EXERCISE BRIEF: Return the material below in full and exactly.

EXTRACTED RECORDS:

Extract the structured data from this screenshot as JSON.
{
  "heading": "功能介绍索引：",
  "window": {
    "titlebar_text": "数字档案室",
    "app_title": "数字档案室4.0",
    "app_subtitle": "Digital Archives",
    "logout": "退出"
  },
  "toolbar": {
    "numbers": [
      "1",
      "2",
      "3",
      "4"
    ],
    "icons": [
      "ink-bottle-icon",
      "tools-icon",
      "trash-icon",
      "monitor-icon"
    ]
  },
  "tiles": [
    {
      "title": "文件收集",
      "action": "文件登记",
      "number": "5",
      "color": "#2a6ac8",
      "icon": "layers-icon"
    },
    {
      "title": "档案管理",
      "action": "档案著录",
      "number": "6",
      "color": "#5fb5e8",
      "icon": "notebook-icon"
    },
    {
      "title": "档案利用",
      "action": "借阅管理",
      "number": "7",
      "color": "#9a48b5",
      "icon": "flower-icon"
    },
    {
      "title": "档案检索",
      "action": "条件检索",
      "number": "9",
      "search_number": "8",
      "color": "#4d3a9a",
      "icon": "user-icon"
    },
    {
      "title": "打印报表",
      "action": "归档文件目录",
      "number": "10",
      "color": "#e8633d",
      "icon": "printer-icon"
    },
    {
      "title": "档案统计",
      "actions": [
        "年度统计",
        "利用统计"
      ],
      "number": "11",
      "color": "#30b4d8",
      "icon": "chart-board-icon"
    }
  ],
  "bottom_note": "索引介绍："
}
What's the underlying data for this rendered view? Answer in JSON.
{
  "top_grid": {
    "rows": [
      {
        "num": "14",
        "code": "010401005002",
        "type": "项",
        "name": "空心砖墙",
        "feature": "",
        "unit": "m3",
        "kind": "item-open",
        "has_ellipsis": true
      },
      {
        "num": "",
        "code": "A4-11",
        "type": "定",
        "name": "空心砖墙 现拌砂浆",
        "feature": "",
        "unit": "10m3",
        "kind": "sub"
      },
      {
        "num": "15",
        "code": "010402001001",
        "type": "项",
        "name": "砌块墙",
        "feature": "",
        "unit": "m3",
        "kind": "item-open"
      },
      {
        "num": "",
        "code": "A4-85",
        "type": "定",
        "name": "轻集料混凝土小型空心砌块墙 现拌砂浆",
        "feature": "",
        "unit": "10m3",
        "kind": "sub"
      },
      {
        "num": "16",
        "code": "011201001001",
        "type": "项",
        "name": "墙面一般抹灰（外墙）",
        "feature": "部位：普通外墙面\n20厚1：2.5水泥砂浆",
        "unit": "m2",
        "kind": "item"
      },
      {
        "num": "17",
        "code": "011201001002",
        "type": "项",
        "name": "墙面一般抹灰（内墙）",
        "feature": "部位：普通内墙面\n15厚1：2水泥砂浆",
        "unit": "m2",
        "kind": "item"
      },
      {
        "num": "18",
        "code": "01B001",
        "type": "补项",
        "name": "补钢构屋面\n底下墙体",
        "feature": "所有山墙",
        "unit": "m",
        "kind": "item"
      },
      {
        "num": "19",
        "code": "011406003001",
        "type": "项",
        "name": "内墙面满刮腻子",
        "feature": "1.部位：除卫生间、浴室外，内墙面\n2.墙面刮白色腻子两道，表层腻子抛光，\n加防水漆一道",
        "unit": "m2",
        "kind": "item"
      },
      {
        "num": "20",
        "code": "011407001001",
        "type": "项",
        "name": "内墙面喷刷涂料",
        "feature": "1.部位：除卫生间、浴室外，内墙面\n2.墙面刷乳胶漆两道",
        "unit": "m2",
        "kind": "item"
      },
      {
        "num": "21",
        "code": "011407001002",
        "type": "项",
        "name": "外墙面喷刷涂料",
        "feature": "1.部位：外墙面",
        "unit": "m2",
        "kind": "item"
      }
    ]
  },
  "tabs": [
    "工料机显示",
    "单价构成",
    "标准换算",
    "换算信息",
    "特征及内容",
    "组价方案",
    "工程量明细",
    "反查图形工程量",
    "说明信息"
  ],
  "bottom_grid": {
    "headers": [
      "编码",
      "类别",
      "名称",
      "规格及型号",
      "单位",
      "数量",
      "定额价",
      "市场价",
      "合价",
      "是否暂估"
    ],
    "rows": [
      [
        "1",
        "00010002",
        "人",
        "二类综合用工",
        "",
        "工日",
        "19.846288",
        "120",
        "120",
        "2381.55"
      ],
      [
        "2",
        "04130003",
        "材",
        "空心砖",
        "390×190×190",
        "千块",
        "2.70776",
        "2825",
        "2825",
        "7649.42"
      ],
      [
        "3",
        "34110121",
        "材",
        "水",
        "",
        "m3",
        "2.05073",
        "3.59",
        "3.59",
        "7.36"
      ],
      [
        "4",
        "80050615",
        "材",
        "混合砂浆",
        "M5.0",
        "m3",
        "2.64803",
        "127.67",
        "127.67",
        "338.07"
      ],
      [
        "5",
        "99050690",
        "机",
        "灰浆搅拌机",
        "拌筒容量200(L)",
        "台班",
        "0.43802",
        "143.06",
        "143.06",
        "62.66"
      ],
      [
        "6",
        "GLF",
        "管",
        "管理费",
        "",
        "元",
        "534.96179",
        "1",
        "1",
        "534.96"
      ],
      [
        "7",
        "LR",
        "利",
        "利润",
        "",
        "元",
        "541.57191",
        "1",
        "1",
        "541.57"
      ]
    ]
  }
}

EXERCISE RESULT:
Extract the structured data from this screenshot as JSON.
{
  "heading": "功能介绍索引：",
  "window": {
    "titlebar_text": "数字档案室",
    "app_title": "数字档案室4.0",
    "app_subtitle": "Digital Archives",
    "logout": "退出"
  },
  "toolbar": {
    "numbers": [
      "1",
      "2",
      "3",
      "4"
    ],
    "icons": [
      "ink-bottle-icon",
      "tools-icon",
      "trash-icon",
      "monitor-icon"
    ]
  },
  "tiles": [
    {
      "title": "文件收集",
      "action": "文件登记",
      "number": "5",
      "color": "#2a6ac8",
      "icon": "layers-icon"
    },
    {
      "title": "档案管理",
      "action": "档案著录",
      "number": "6",
      "color": "#5fb5e8",
      "icon": "notebook-icon"
    },
    {
      "title": "档案利用",
      "action": "借阅管理",
      "number": "7",
      "color": "#9a48b5",
      "icon": "flower-icon"
    },
    {
      "title": "档案检索",
      "action": "条件检索",
      "number": "9",
      "search_number": "8",
      "color": "#4d3a9a",
      "icon": "user-icon"
    },
    {
      "title": "打印报表",
      "action": "归档文件目录",
      "number": "10",
      "color": "#e8633d",
      "icon": "printer-icon"
    },
    {
      "title": "档案统计",
      "actions": [
        "年度统计",
        "利用统计"
      ],
      "number": "11",
      "color": "#30b4d8",
      "icon": "chart-board-icon"
    }
  ],
  "bottom_note": "索引介绍："
}
What's the underlying data for this rendered view? Answer in JSON.
{
  "top_grid": {
    "rows": [
      {
        "num": "14",
        "code": "010401005002",
        "type": "项",
        "name": "空心砖墙",
        "feature": "",
        "unit": "m3",
        "kind": "item-open",
        "has_ellipsis": true
      },
      {
        "num": "",
        "code": "A4-11",
        "type": "定",
        "name": "空心砖墙 现拌砂浆",
        "feature": "",
        "unit": "10m3",
        "kind": "sub"
      },
      {
        "num": "15",
        "code": "010402001001",
        "type": "项",
        "name": "砌块墙",
        "feature": "",
        "unit": "m3",
        "kind": "item-open"
      },
      {
        "num": "",
        "code": "A4-85",
        "type": "定",
        "name": "轻集料混凝土小型空心砌块墙 现拌砂浆",
        "feature": "",
        "unit": "10m3",
        "kind": "sub"
      },
      {
        "num": "16",
        "code": "011201001001",
        "type": "项",
        "name": "墙面一般抹灰（外墙）",
        "feature": "部位：普通外墙面\n20厚1：2.5水泥砂浆",
        "unit": "m2",
        "kind": "item"
      },
      {
        "num": "17",
        "code": "011201001002",
        "type": "项",
        "name": "墙面一般抹灰（内墙）",
        "feature": "部位：普通内墙面\n15厚1：2水泥砂浆",
        "unit": "m2",
        "kind": "item"
      },
      {
        "num": "18",
        "code": "01B001",
        "type": "补项",
        "name": "补钢构屋面\n底下墙体",
        "feature": "所有山墙",
        "unit": "m",
        "kind": "item"
      },
      {
        "num": "19",
        "code": "011406003001",
        "type": "项",
        "name": "内墙面满刮腻子",
        "feature": "1.部位：除卫生间、浴室外，内墙面\n2.墙面刮白色腻子两道，表层腻子抛光，\n加防水漆一道",
        "unit": "m2",
        "kind": "item"
      },
      {
        "num": "20",
        "code": "011407001001",
        "type": "项",
        "name": "内墙面喷刷涂料",
        "feature": "1.部位：除卫生间、浴室外，内墙面\n2.墙面刷乳胶漆两道",
        "unit": "m2",
        "kind": "item"
      },
      {
        "num": "21",
        "code": "011407001002",
        "type": "项",
        "name": "外墙面喷刷涂料",
        "feature": "1.部位：外墙面",
        "unit": "m2",
        "kind": "item"
      }
    ]
  },
  "tabs": [
    "工料机显示",
    "单价构成",
    "标准换算",
    "换算信息",
    "特征及内容",
    "组价方案",
    "工程量明细",
    "反查图形工程量",
    "说明信息"
  ],
  "bottom_grid": {
    "headers": [
      "编码",
      "类别",
      "名称",
      "规格及型号",
      "单位",
      "数量",
      "定额价",
      "市场价",
      "合价",
      "是否暂估"
    ],
    "rows": [
      [
        "1",
        "00010002",
        "人",
        "二类综合用工",
        "",
        "工日",
        "19.846288",
        "120",
        "120",
        "2381.55"
      ],
      [
        "2",
        "04130003",
        "材",
        "空心砖",
        "390×190×190",
        "千块",
        "2.70776",
        "2825",
        "2825",
        "7649.42"
      ],
      [
        "3",
        "34110121",
        "材",
        "水",
        "",
        "m3",
        "2.05073",
        "3.59",
        "3.59",
        "7.36"
      ],
      [
        "4",
        "80050615",
        "材",
        "混合砂浆",
        "M5.0",
        "m3",
        "2.64803",
        "127.67",
        "127.67",
        "338.07"
      ],
      [
        "5",
        "99050690",
        "机",
        "灰浆搅拌机",
        "拌筒容量200(L)",
        "台班",
        "0.43802",
        "143.06",
        "143.06",
        "62.66"
      ],
      [
        "6",
        "GLF",
        "管",
        "管理费",
        "",
        "元",
        "534.96179",
        "1",
        "1",
        "534.96"
      ],
      [
        "7",
        "LR",
        "利",
        "利润",
        "",
        "元",
        "541.57191",
        "1",
        "1",
        "541.57"
      ]
    ]
  }
}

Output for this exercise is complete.